Minnesota doctors seek answers to opioid crisis
DULUTH, Minn. -- Saying the abuse of prescription pain pills has reached "epidemic proportions," the organization that speaks for Minnesota's doctors is reconvening a task force on the subject.
DULUTH, Minn. -- Saying the abuse of prescription pain pills has reached “epidemic proportions,” the organization that speaks for Minnesota’s doctors is reconvening a task force on the subject.
“In spite of things we’ve tried over the past couple of years, we have not seen a drop in (overdose) deaths,” said Dr. Dave Thorson, president of the Minnesota Medical Association. “We’re seeing heroin overdoses increase. … The reality is that we have more evidence of how big a problem this is.”
The 14-doctor panel, chaired by Dr. Beth Baker of Minneapolis, includes Dr. Elisabeth Bilden, a toxicologist for Essentia Health in Duluth. The MMA announced last week that it was being recovened.
The U.S. Centers for Disease Control reported earlier this year that 78 Americans die every day from opioid overdoses, and that at least half of opioid overdose deaths involve prescription opioids such as oxycodone, hydrocodone and methadone.

§ DIRECTIONS:
1. In the article on Minnesota doctors and the opioid crisis, who chairs the 14-doctor panel?
2. Return the portion of the opioid crisis article between "Minnesota doctors seek" and "Minnesota's doctors is reconvening a task force on the subject.", inclusive.

§ RECORDS SUPPLIED:
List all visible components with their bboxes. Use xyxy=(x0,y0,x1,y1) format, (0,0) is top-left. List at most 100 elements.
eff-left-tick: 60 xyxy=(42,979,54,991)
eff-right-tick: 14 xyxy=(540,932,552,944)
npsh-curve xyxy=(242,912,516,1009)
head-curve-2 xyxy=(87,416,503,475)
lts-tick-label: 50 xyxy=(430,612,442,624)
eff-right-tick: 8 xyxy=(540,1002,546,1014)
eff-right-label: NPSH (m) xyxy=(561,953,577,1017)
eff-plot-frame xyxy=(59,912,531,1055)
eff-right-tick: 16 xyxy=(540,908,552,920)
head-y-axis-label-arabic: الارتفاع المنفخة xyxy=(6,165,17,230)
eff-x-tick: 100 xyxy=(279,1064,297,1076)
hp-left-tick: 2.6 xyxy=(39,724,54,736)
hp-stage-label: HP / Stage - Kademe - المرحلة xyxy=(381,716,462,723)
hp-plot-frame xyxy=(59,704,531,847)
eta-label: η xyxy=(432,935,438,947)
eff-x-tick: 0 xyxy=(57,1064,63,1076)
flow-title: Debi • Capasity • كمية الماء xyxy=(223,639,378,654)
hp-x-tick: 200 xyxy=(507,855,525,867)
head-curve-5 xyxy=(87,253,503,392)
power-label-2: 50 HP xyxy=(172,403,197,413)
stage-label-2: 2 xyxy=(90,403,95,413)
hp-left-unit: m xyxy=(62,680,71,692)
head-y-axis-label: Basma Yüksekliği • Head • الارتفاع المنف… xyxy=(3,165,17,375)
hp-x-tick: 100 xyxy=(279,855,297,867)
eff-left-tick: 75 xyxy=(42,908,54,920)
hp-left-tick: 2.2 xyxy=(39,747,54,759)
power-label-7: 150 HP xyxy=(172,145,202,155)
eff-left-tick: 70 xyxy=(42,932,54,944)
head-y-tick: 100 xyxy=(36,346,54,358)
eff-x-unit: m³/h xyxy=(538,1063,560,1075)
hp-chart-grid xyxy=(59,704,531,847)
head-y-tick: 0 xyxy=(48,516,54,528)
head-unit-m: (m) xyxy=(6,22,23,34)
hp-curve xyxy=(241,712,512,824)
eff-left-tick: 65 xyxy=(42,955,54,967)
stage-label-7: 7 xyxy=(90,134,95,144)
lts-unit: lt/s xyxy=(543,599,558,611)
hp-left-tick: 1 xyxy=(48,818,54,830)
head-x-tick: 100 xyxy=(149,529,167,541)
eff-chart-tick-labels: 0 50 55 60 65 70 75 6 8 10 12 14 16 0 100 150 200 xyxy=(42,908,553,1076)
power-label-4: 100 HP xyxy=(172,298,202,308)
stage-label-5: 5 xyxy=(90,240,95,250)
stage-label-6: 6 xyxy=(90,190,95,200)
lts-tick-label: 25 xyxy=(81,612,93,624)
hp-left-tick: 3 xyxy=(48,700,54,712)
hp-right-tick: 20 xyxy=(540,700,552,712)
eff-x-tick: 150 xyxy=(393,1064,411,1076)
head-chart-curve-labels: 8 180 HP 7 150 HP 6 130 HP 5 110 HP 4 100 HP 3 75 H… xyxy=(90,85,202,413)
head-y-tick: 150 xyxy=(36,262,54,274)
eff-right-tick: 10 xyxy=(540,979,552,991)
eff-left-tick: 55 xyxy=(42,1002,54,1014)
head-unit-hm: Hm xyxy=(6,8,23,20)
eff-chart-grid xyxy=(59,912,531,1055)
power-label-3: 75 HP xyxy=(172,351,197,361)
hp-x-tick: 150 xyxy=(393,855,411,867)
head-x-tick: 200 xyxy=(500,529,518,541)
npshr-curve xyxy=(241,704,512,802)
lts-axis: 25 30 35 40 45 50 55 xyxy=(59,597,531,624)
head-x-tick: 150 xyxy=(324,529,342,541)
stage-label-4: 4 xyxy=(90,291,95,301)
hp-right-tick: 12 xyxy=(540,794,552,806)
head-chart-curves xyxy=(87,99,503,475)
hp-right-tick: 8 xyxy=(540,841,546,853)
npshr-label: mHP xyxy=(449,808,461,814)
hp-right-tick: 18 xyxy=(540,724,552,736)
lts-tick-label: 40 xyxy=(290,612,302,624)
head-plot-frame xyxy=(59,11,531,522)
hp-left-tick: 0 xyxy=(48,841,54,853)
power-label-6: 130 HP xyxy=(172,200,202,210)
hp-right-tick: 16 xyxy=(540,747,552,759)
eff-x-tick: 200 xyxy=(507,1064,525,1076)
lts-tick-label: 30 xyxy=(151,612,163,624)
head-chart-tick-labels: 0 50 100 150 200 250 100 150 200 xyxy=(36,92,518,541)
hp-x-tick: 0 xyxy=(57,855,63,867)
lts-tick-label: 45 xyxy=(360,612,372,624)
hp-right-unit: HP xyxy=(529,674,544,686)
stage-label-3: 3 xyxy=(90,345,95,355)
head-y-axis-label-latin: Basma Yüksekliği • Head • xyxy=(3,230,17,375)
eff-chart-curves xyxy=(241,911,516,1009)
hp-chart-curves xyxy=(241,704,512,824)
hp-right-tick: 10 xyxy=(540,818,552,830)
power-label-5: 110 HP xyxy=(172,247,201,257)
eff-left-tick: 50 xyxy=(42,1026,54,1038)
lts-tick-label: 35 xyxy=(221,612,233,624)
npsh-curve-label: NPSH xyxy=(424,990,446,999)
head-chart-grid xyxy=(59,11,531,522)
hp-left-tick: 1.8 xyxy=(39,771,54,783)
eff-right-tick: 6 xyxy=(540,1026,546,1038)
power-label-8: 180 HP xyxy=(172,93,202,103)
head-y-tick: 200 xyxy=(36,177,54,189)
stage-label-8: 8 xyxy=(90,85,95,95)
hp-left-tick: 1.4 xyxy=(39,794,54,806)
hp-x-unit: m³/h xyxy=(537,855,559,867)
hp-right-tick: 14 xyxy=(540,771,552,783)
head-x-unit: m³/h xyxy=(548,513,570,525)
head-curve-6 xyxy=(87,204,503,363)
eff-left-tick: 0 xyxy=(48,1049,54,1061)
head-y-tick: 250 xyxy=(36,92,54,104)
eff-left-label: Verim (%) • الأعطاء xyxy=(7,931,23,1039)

§ ANSWERS FOR EACH ITEM:
1. Dr. Beth Baker of Minneapolis

2.
Minnesota doctors seek answers to opioid crisis
DULUTH, Minn. -- Saying the abuse of prescription pain pills has reached "epidemic proportions," the organization that speaks for Minnesota's doctors is reconvening a task force on the subject.